* Objective *
Exactly repeat the material, dropping every picture from the copy.

--- BEGIN Data section ---

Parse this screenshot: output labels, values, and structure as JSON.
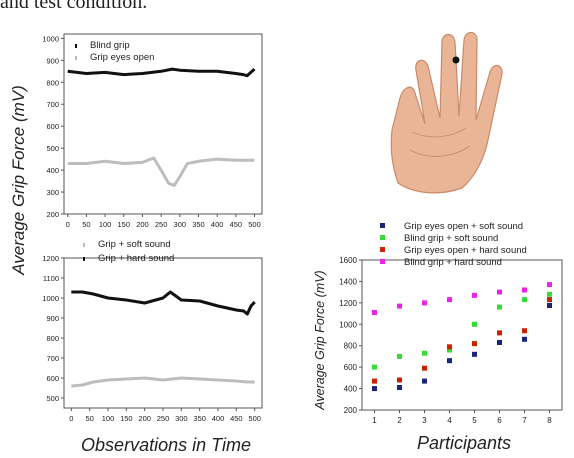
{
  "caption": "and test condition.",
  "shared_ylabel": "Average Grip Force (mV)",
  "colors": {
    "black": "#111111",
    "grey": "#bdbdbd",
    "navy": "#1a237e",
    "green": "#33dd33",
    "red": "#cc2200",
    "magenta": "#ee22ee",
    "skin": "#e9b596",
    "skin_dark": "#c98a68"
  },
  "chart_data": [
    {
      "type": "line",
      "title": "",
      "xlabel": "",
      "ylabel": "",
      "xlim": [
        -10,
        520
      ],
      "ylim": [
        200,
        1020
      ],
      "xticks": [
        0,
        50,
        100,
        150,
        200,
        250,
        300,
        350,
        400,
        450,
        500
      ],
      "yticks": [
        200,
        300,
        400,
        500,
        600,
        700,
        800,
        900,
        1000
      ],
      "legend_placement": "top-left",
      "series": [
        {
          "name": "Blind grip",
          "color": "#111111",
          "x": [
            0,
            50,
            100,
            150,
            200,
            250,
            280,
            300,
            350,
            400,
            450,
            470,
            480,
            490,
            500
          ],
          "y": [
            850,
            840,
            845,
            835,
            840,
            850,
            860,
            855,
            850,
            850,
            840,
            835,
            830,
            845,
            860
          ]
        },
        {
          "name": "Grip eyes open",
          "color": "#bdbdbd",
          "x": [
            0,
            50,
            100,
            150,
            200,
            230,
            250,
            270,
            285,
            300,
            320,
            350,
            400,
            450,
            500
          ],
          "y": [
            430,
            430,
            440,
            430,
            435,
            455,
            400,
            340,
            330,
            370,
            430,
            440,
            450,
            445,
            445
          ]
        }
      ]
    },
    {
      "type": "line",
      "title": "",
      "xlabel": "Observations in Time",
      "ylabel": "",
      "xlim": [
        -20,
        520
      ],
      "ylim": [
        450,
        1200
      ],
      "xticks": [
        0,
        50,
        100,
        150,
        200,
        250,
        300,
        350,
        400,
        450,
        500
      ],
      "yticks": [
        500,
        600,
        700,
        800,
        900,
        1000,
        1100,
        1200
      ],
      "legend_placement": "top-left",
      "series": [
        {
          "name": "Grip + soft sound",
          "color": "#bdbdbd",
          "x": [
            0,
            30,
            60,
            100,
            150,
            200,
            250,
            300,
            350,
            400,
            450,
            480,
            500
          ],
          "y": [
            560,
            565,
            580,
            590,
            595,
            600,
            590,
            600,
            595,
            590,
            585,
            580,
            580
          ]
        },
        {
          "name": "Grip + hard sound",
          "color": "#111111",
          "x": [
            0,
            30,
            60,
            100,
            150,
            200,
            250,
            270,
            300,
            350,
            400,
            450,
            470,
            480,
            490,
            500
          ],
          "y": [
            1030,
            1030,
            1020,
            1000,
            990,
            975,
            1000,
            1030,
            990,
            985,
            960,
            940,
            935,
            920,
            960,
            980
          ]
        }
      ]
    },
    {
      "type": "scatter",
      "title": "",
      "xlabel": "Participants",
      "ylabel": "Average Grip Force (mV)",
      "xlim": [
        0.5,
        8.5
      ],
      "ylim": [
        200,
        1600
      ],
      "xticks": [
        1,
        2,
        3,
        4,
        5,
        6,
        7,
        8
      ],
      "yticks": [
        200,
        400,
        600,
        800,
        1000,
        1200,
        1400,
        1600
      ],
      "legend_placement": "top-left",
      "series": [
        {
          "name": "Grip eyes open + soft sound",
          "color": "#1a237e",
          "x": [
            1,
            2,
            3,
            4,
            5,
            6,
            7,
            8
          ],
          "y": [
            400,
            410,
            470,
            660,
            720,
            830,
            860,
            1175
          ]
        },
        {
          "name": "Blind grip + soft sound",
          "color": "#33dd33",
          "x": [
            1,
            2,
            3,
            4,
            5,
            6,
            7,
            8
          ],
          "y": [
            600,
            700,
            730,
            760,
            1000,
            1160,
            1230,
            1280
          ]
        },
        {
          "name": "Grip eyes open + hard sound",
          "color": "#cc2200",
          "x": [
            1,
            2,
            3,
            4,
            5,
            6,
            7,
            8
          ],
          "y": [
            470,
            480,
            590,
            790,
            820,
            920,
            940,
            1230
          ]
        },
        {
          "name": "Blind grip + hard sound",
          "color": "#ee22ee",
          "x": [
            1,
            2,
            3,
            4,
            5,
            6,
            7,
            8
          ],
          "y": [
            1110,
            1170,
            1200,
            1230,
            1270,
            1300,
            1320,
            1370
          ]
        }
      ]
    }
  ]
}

--- END Data section ---

* Completed exercise *
Parse this screenshot: output labels, values, and structure as JSON.
{
  "caption": "and test condition.",
  "shared_ylabel": "Average Grip Force (mV)",
  "colors": {
    "black": "#111111",
    "grey": "#bdbdbd",
    "navy": "#1a237e",
    "green": "#33dd33",
    "red": "#cc2200",
    "magenta": "#ee22ee",
    "skin": "#e9b596",
    "skin_dark": "#c98a68"
  },
  "chart_data": [
    {
      "type": "line",
      "title": "",
      "xlabel": "",
      "ylabel": "",
      "xlim": [
        -10,
        520
      ],
      "ylim": [
        200,
        1020
      ],
      "xticks": [
        0,
        50,
        100,
        150,
        200,
        250,
        300,
        350,
        400,
        450,
        500
      ],
      "yticks": [
        200,
        300,
        400,
        500,
        600,
        700,
        800,
        900,
        1000
      ],
      "legend_placement": "top-left",
      "series": [
        {
          "name": "Blind grip",
          "color": "#111111",
          "x": [
            0,
            50,
            100,
            150,
            200,
            250,
            280,
            300,
            350,
            400,
            450,
            470,
            480,
            490,
            500
          ],
          "y": [
            850,
            840,
            845,
            835,
            840,
            850,
            860,
            855,
            850,
            850,
            840,
            835,
            830,
            845,
            860
          ]
        },
        {
          "name": "Grip eyes open",
          "color": "#bdbdbd",
          "x": [
            0,
            50,
            100,
            150,
            200,
            230,
            250,
            270,
            285,
            300,
            320,
            350,
            400,
            450,
            500
          ],
          "y": [
            430,
            430,
            440,
            430,
            435,
            455,
            400,
            340,
            330,
            370,
            430,
            440,
            450,
            445,
            445
          ]
        }
      ]
    },
    {
      "type": "line",
      "title": "",
      "xlabel": "Observations in Time",
      "ylabel": "",
      "xlim": [
        -20,
        520
      ],
      "ylim": [
        450,
        1200
      ],
      "xticks": [
        0,
        50,
        100,
        150,
        200,
        250,
        300,
        350,
        400,
        450,
        500
      ],
      "yticks": [
        500,
        600,
        700,
        800,
        900,
        1000,
        1100,
        1200
      ],
      "legend_placement": "top-left",
      "series": [
        {
          "name": "Grip + soft sound",
          "color": "#bdbdbd",
          "x": [
            0,
            30,
            60,
            100,
            150,
            200,
            250,
            300,
            350,
            400,
            450,
            480,
            500
          ],
          "y": [
            560,
            565,
            580,
            590,
            595,
            600,
            590,
            600,
            595,
            590,
            585,
            580,
            580
          ]
        },
        {
          "name": "Grip + hard sound",
          "color": "#111111",
          "x": [
            0,
            30,
            60,
            100,
            150,
            200,
            250,
            270,
            300,
            350,
            400,
            450,
            470,
            480,
            490,
            500
          ],
          "y": [
            1030,
            1030,
            1020,
            1000,
            990,
            975,
            1000,
            1030,
            990,
            985,
            960,
            940,
            935,
            920,
            960,
            980
          ]
        }
      ]
    },
    {
      "type": "scatter",
      "title": "",
      "xlabel": "Participants",
      "ylabel": "Average Grip Force (mV)",
      "xlim": [
        0.5,
        8.5
      ],
      "ylim": [
        200,
        1600
      ],
      "xticks": [
        1,
        2,
        3,
        4,
        5,
        6,
        7,
        8
      ],
      "yticks": [
        200,
        400,
        600,
        800,
        1000,
        1200,
        1400,
        1600
      ],
      "legend_placement": "top-left",
      "series": [
        {
          "name": "Grip eyes open + soft sound",
          "color": "#1a237e",
          "x": [
            1,
            2,
            3,
            4,
            5,
            6,
            7,
            8
          ],
          "y": [
            400,
            410,
            470,
            660,
            720,
            830,
            860,
            1175
          ]
        },
        {
          "name": "Blind grip + soft sound",
          "color": "#33dd33",
          "x": [
            1,
            2,
            3,
            4,
            5,
            6,
            7,
            8
          ],
          "y": [
            600,
            700,
            730,
            760,
            1000,
            1160,
            1230,
            1280
          ]
        },
        {
          "name": "Grip eyes open + hard sound",
          "color": "#cc2200",
          "x": [
            1,
            2,
            3,
            4,
            5,
            6,
            7,
            8
          ],
          "y": [
            470,
            480,
            590,
            790,
            820,
            920,
            940,
            1230
          ]
        },
        {
          "name": "Blind grip + hard sound",
          "color": "#ee22ee",
          "x": [
            1,
            2,
            3,
            4,
            5,
            6,
            7,
            8
          ],
          "y": [
            1110,
            1170,
            1200,
            1230,
            1270,
            1300,
            1320,
            1370
          ]
        }
      ]
    }
  ]
}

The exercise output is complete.